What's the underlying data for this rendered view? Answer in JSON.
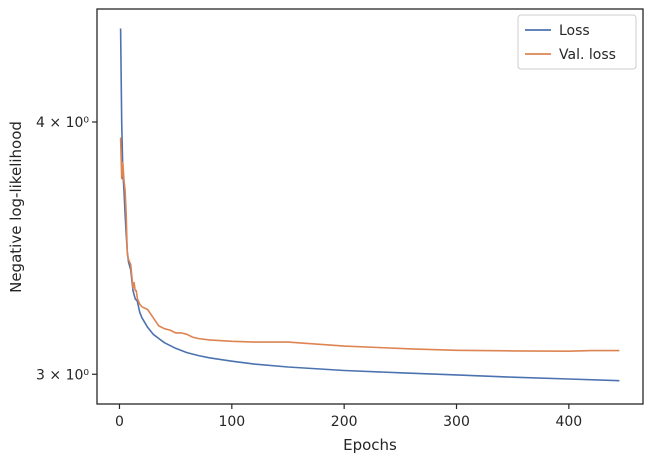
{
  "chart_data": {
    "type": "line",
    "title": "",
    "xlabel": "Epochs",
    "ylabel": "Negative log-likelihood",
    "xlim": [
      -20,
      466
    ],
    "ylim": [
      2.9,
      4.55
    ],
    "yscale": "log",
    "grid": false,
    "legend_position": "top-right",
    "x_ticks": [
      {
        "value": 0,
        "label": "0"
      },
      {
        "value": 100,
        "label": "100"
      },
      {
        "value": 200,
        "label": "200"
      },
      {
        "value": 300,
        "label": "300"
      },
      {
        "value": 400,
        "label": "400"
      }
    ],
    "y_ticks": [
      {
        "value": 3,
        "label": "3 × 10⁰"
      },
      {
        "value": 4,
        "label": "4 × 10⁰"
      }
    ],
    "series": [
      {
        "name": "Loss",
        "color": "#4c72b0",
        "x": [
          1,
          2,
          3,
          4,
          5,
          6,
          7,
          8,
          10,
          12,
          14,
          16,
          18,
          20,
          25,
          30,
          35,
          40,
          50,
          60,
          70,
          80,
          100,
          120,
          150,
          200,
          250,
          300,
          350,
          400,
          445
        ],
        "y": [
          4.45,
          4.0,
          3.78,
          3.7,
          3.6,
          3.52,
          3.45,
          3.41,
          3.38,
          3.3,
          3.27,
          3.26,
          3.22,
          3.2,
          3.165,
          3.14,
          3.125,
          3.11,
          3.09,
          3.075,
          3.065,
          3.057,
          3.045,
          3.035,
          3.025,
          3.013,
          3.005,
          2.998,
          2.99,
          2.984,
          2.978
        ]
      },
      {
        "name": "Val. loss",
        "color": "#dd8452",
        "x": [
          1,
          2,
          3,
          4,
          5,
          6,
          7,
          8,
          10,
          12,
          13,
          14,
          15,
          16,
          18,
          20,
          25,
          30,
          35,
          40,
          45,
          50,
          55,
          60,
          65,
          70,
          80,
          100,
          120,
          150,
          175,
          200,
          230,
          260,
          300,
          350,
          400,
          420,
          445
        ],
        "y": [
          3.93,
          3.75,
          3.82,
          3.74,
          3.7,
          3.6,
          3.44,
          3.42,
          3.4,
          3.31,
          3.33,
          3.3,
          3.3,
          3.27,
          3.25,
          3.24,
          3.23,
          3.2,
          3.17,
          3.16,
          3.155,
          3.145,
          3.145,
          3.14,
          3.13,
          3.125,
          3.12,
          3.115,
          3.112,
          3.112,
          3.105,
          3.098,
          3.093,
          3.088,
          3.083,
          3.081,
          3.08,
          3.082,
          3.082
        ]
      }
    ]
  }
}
____
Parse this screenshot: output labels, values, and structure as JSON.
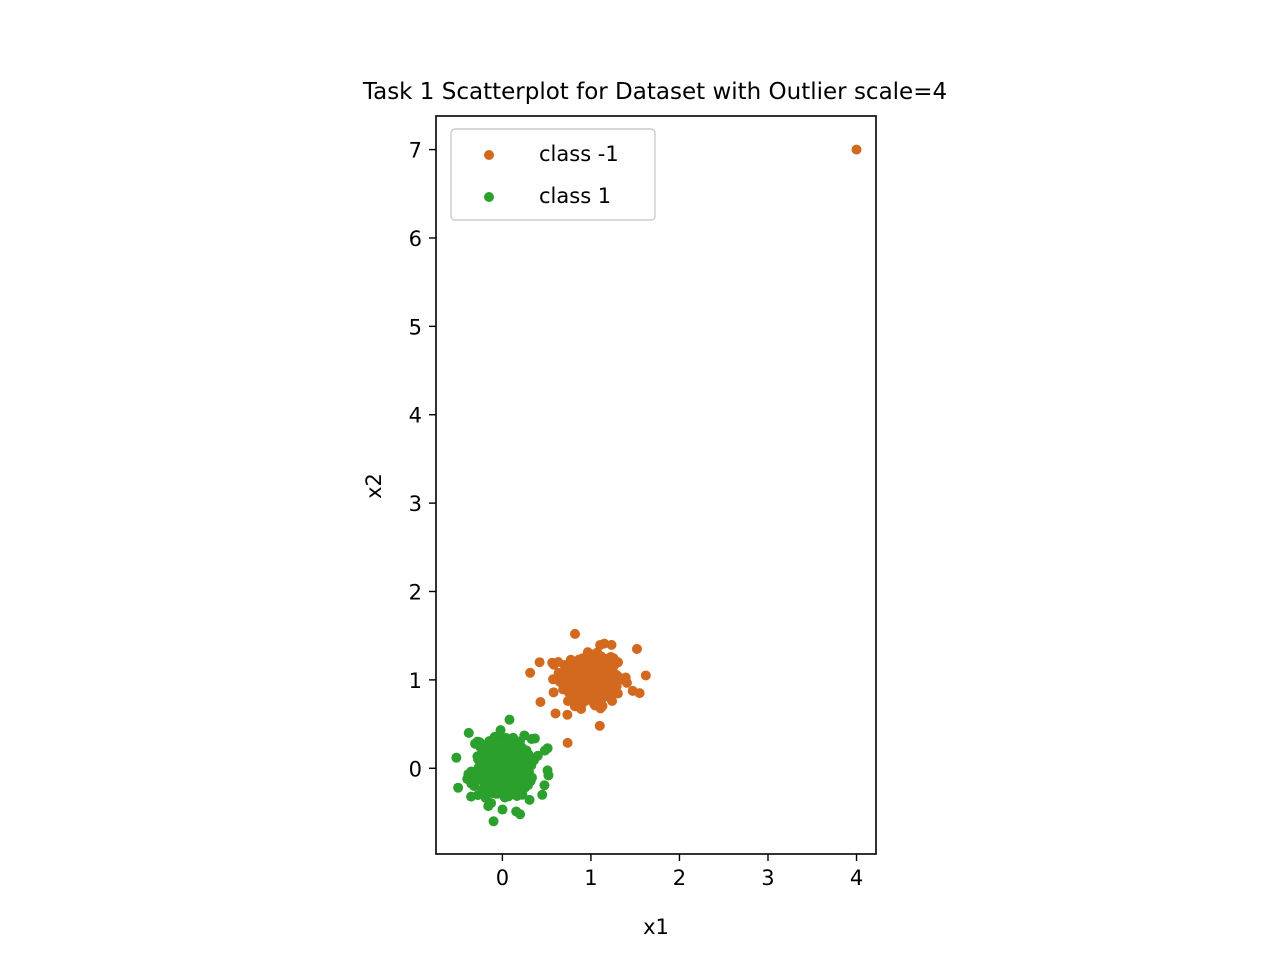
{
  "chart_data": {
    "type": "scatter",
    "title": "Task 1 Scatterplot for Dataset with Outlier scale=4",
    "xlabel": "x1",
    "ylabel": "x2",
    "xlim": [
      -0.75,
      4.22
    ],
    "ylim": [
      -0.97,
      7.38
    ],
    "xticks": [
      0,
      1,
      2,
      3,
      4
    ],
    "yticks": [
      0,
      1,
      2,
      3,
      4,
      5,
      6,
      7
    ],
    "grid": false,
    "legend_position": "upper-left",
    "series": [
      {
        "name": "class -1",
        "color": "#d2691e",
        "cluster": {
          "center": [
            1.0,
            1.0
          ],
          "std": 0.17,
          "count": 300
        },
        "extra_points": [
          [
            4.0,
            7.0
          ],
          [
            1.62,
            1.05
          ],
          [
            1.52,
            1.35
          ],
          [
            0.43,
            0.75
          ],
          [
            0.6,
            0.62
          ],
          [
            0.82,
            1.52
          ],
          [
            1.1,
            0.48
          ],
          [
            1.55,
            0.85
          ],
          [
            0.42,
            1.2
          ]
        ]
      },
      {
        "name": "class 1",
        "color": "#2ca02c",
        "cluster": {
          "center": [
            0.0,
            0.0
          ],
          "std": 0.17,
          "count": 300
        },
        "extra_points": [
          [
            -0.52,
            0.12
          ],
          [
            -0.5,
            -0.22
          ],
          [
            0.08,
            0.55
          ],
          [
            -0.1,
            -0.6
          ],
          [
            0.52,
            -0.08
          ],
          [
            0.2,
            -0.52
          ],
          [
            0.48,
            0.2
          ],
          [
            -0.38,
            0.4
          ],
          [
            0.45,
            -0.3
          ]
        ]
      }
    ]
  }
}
____
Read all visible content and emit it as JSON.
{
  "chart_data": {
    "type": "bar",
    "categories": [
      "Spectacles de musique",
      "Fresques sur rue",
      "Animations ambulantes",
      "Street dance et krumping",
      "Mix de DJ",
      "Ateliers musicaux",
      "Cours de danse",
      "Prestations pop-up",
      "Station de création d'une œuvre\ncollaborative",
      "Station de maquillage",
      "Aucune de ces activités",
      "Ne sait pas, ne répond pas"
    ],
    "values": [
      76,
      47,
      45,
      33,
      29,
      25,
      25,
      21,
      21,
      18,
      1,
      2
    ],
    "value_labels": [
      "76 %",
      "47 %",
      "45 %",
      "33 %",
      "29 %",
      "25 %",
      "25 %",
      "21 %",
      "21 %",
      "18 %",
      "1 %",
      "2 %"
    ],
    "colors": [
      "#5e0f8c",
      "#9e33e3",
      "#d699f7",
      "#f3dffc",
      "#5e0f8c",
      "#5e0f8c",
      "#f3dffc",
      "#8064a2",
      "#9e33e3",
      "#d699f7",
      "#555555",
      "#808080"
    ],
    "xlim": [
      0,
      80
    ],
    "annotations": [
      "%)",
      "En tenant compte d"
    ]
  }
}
____
- _REQUIREMENTS_
All lines above containing the string "values" are to be collected.

- _EXERCISE RESPONSE_
Parse this screenshot: output labels, values, and structure as JSON.
    "values": [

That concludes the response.